» **PAGE EXTRACT**:
▼

If there is also an associated 12 GB/day of reads then half that estimate (unlikely to be equal due to the nature of the cache). Either way -- not a significant degradation.

Edit: Degradation or not -- i'd personally rather have my drive resources available. In the context switch from firefox the cache process could interfere with loading other data.




Times of samsung 830 using 27nm SLC are over, its <1000 cycles 16nm TLC now.

Drives that reach >1PB or write endurance are no longer on the consumer market. You can buy them (SLC), but you wont after seeing the price.

You can do nice tests that will last for hundreds of TBs .. until you pause for 24 hours and realize all the data is gone.


It was the 840 Pro that went 2.4 terabytes during a drive test that ended in 2015[0]. That was a 21nm tech. I think the endurance is better than you think.

[0]http://techreport.com/review/27909/the-ssd-endurance-experim...


afair this test was run 24/7 with no power down time. Earlier test (the one with 830? I think he moved computer mid test and had to power everything down) showed drives look healthy until you let them sit offline for a while, then it turns out all data evaporated.

840 is especially broken and dramatically slows down when you dont touch the data for >month. The "fix" is firmware silently rewriting everything in the background burning thru the rewrite cycles.

▲

» **WHAT TO WORK ON**:
• a. Condense the paragraph of the SSD endurance discussion beginning "840 is especially broken" into a shorter version that keeps its main facts.
• b. From the SSD endurance discussion, quote the part that opens with the words containing "Edit: Degradation or" and closes with "data is gone.".

» **COLLECTED MATERIAL**:
▼

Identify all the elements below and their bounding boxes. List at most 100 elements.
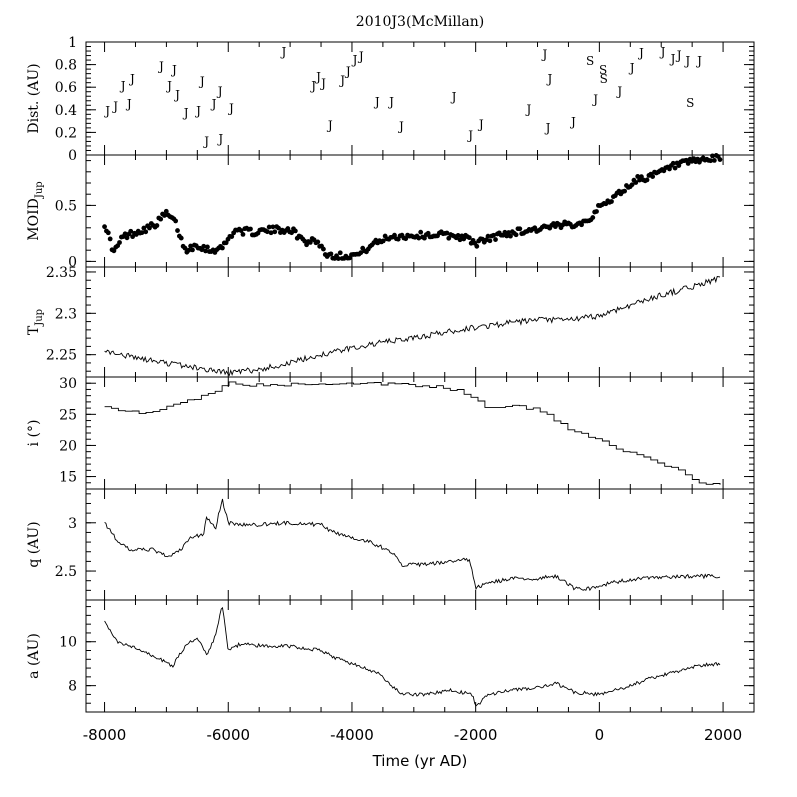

▲

» **THE SOLUTIONS**:
• a. The 840 is badly flawed. It slows down sharply when data sits untouched for more than a month, and its firmware "fix" silently rewrites everything in the background, which burns through rewrite cycles.

• b.
Edit: Degradation or not -- i'd personally rather have my drive resources available. In the context switch from firefox the cache process could interfere with loading other data.




Times of samsung 830 using 27nm SLC are over, its <1000 cycles 16nm TLC now.

Drives that reach >1PB or write endurance are no longer on the consumer market. You can buy them (SLC), but you wont after seeing the price.

You can do nice tests that will last for hundreds of TBs .. until you pause for 24 hours and realize all the data is gone.